> [WHAT YOU ARE ASKED TO DO]
Can you return, verbatim, the stretch of rows below from the first one through the line containing "volume-bar bbox=[127, 1434, 142, 1450]"?

> [MATERIAL SHOWN]
++++++++++++++++++++

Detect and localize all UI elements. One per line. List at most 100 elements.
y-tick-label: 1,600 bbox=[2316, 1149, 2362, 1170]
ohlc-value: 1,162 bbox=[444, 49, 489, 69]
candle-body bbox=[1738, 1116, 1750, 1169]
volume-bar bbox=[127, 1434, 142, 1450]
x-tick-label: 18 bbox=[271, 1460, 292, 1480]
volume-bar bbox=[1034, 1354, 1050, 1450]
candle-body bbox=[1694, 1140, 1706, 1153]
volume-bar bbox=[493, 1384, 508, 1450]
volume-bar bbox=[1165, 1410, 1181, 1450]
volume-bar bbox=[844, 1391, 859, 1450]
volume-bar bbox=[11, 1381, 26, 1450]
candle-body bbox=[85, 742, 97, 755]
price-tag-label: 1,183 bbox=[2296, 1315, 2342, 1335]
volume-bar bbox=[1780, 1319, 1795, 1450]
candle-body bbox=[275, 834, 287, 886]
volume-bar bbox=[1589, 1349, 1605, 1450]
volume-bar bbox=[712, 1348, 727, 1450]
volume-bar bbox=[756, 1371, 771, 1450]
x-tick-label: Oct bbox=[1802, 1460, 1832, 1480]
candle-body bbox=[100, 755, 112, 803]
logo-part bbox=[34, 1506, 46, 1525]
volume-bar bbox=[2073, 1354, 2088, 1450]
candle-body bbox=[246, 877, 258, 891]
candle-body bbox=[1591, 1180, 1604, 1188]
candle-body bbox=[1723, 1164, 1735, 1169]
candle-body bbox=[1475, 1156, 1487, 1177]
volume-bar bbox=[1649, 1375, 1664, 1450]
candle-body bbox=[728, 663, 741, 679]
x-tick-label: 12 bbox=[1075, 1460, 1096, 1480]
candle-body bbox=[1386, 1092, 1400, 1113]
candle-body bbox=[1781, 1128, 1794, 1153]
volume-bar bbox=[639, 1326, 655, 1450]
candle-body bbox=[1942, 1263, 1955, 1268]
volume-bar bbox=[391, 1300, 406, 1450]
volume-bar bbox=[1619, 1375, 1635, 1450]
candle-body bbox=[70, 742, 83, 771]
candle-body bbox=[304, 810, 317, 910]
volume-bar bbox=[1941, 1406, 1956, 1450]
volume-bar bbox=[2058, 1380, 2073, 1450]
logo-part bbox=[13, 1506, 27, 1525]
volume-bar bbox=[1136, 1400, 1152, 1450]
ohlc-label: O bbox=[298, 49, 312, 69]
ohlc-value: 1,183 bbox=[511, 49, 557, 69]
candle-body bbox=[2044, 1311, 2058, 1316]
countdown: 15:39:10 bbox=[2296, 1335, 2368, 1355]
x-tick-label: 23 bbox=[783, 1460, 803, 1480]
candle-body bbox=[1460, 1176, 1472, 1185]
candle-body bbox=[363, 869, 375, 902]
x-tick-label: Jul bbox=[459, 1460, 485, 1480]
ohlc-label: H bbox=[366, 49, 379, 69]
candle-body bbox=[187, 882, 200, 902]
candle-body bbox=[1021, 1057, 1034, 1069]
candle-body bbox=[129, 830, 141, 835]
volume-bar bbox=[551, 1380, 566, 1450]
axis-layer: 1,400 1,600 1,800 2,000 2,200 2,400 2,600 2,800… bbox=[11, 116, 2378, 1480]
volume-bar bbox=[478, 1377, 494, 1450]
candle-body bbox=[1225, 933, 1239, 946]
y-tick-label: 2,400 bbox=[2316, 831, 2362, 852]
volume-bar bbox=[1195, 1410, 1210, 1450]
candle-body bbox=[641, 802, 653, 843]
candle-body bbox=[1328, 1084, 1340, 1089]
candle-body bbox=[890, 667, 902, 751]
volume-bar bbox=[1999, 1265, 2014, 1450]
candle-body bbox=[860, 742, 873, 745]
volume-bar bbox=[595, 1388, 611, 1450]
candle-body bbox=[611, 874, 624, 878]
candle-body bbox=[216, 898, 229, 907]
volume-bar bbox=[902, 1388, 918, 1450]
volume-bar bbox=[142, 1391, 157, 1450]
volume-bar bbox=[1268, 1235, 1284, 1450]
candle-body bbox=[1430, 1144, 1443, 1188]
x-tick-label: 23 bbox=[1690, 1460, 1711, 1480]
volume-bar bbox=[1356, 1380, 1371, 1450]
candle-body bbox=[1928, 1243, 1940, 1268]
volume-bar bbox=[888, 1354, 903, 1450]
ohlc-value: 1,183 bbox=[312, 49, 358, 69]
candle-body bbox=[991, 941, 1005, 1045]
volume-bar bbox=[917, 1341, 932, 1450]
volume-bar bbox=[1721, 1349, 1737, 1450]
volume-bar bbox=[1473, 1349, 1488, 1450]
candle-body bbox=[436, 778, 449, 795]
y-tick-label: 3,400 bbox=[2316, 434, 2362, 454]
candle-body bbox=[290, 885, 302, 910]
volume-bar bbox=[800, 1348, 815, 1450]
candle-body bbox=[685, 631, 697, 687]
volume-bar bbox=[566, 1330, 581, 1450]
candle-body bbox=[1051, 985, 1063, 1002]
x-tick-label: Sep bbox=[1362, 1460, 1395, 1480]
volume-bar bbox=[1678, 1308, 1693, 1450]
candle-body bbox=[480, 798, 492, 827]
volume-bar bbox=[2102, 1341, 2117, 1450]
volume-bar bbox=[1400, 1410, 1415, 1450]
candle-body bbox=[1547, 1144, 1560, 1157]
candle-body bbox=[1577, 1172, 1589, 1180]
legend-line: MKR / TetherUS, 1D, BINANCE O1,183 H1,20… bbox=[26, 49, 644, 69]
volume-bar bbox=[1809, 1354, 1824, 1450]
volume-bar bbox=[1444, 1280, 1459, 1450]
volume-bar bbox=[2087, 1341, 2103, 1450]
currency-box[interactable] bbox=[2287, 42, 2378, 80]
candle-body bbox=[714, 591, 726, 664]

++++++++++++++++++++

> [PROBLEM SOLUTION]
Detect and localize all UI elements. One per line. List at most 100 elements.
y-tick-label: 1,600 bbox=[2316, 1149, 2362, 1170]
ohlc-value: 1,162 bbox=[444, 49, 489, 69]
candle-body bbox=[1738, 1116, 1750, 1169]
volume-bar bbox=[127, 1434, 142, 1450]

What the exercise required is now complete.